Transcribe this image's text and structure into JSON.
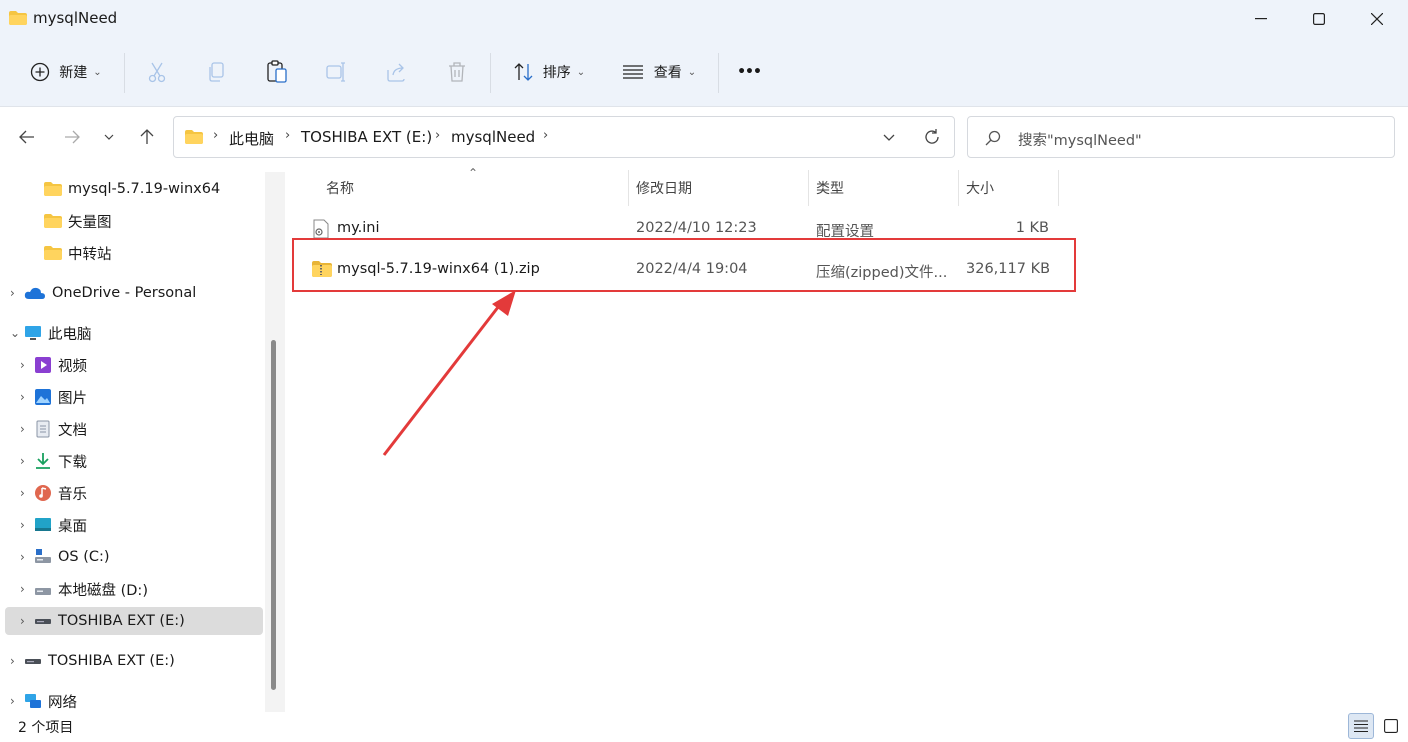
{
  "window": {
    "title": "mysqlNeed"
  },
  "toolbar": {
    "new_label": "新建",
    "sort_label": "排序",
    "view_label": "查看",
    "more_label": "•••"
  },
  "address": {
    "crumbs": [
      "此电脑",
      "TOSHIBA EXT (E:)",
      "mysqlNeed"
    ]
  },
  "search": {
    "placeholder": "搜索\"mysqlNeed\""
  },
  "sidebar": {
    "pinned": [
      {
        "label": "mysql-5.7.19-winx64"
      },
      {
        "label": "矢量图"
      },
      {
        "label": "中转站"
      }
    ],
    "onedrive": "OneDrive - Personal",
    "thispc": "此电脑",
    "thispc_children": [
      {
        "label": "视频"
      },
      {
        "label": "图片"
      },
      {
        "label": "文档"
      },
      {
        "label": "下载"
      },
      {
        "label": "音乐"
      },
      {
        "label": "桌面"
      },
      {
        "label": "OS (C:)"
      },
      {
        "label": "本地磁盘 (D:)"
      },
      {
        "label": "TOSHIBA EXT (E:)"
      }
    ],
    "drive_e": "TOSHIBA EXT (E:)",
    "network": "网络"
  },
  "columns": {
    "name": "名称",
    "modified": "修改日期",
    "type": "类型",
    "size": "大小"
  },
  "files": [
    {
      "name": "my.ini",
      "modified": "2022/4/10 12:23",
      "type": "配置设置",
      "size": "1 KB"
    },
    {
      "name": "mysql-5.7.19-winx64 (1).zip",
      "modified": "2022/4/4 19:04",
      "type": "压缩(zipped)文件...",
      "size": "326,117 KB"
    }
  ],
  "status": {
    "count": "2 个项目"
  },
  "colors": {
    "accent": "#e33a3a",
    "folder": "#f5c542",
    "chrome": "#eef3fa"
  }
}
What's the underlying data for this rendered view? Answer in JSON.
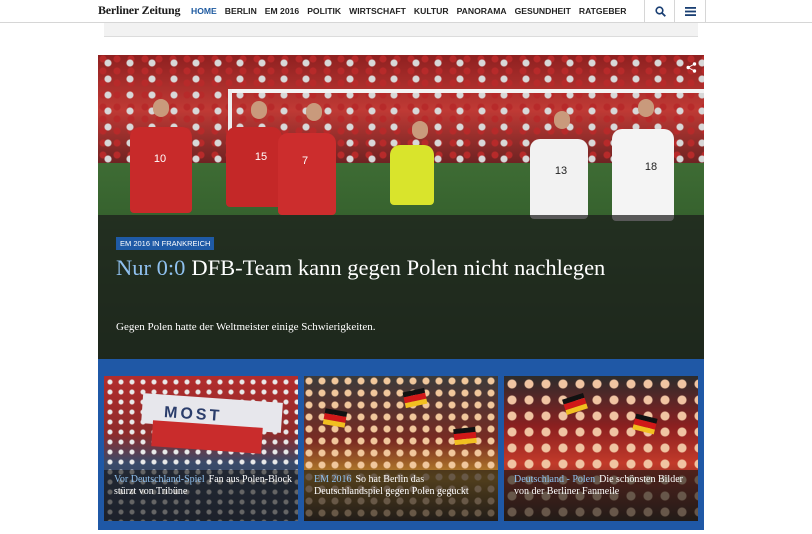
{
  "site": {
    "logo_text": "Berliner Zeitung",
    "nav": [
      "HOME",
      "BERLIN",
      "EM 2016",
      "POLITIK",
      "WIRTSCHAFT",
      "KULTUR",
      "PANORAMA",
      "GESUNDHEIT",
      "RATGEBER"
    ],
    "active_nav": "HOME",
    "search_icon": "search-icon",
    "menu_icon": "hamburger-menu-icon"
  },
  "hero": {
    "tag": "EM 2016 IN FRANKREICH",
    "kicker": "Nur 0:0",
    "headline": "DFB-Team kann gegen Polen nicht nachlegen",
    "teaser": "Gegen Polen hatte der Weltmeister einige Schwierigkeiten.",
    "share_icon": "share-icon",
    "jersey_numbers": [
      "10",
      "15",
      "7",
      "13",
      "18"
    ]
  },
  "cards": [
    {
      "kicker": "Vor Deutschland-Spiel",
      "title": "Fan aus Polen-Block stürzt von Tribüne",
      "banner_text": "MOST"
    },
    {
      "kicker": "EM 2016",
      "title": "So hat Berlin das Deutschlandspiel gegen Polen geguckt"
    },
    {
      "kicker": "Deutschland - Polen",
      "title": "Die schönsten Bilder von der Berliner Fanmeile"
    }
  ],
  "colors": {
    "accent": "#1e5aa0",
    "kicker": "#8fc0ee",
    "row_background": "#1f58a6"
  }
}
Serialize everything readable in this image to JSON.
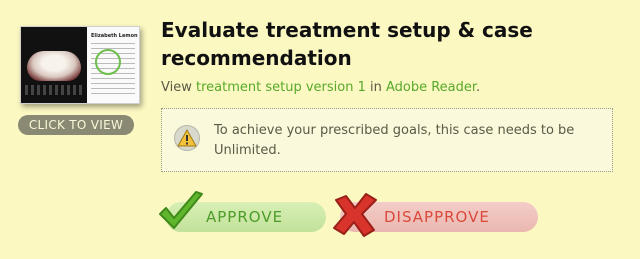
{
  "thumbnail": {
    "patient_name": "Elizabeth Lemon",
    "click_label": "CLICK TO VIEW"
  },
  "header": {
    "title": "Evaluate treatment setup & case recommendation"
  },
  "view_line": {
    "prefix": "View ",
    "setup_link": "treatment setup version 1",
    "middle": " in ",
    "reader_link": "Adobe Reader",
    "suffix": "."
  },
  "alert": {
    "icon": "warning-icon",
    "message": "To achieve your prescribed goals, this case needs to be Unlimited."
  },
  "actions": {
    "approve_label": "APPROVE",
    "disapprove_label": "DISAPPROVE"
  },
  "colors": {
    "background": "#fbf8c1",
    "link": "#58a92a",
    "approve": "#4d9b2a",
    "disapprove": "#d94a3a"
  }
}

:: PROBLEM TO WORK ON ::
Your copy of the data should match it exactly, except that pictures are left out.

:: RESPONSE TO THIS EXERCISE ::
Transcribe this image's text and structure into JSON.
{
  "window": {
    "title": "mysqlNeed"
  },
  "toolbar": {
    "new_label": "新建",
    "sort_label": "排序",
    "view_label": "查看",
    "more_label": "•••"
  },
  "address": {
    "crumbs": [
      "此电脑",
      "TOSHIBA EXT (E:)",
      "mysqlNeed"
    ]
  },
  "search": {
    "placeholder": "搜索\"mysqlNeed\""
  },
  "sidebar": {
    "pinned": [
      {
        "label": "mysql-5.7.19-winx64"
      },
      {
        "label": "矢量图"
      },
      {
        "label": "中转站"
      }
    ],
    "onedrive": "OneDrive - Personal",
    "thispc": "此电脑",
    "thispc_children": [
      {
        "label": "视频"
      },
      {
        "label": "图片"
      },
      {
        "label": "文档"
      },
      {
        "label": "下载"
      },
      {
        "label": "音乐"
      },
      {
        "label": "桌面"
      },
      {
        "label": "OS (C:)"
      },
      {
        "label": "本地磁盘 (D:)"
      },
      {
        "label": "TOSHIBA EXT (E:)"
      }
    ],
    "drive_e": "TOSHIBA EXT (E:)",
    "network": "网络"
  },
  "columns": {
    "name": "名称",
    "modified": "修改日期",
    "type": "类型",
    "size": "大小"
  },
  "files": [
    {
      "name": "my.ini",
      "modified": "2022/4/10 12:23",
      "type": "配置设置",
      "size": "1 KB"
    },
    {
      "name": "mysql-5.7.19-winx64 (1).zip",
      "modified": "2022/4/4 19:04",
      "type": "压缩(zipped)文件...",
      "size": "326,117 KB"
    }
  ],
  "status": {
    "count": "2 个项目"
  },
  "colors": {
    "accent": "#e33a3a",
    "folder": "#f5c542",
    "chrome": "#eef3fa"
  }
}
What's the underlying data for this rendered view? Answer in JSON.
{
  "site": {
    "logo_text": "Berliner Zeitung",
    "nav": [
      "HOME",
      "BERLIN",
      "EM 2016",
      "POLITIK",
      "WIRTSCHAFT",
      "KULTUR",
      "PANORAMA",
      "GESUNDHEIT",
      "RATGEBER"
    ],
    "active_nav": "HOME",
    "search_icon": "search-icon",
    "menu_icon": "hamburger-menu-icon"
  },
  "hero": {
    "tag": "EM 2016 IN FRANKREICH",
    "kicker": "Nur 0:0",
    "headline": "DFB-Team kann gegen Polen nicht nachlegen",
    "teaser": "Gegen Polen hatte der Weltmeister einige Schwierigkeiten.",
    "share_icon": "share-icon",
    "jersey_numbers": [
      "10",
      "15",
      "7",
      "13",
      "18"
    ]
  },
  "cards": [
    {
      "kicker": "Vor Deutschland-Spiel",
      "title": "Fan aus Polen-Block stürzt von Tribüne",
      "banner_text": "MOST"
    },
    {
      "kicker": "EM 2016",
      "title": "So hat Berlin das Deutschlandspiel gegen Polen geguckt"
    },
    {
      "kicker": "Deutschland - Polen",
      "title": "Die schönsten Bilder von der Berliner Fanmeile"
    }
  ],
  "colors": {
    "accent": "#1e5aa0",
    "kicker": "#8fc0ee",
    "row_background": "#1f58a6"
  }
}
Serialize everything readable in this image to JSON.
{
  "thumbnail": {
    "patient_name": "Elizabeth Lemon",
    "click_label": "CLICK TO VIEW"
  },
  "header": {
    "title": "Evaluate treatment setup & case recommendation"
  },
  "view_line": {
    "prefix": "View ",
    "setup_link": "treatment setup version 1",
    "middle": " in ",
    "reader_link": "Adobe Reader",
    "suffix": "."
  },
  "alert": {
    "icon": "warning-icon",
    "message": "To achieve your prescribed goals, this case needs to be Unlimited."
  },
  "actions": {
    "approve_label": "APPROVE",
    "disapprove_label": "DISAPPROVE"
  },
  "colors": {
    "background": "#fbf8c1",
    "link": "#58a92a",
    "approve": "#4d9b2a",
    "disapprove": "#d94a3a"
  }
}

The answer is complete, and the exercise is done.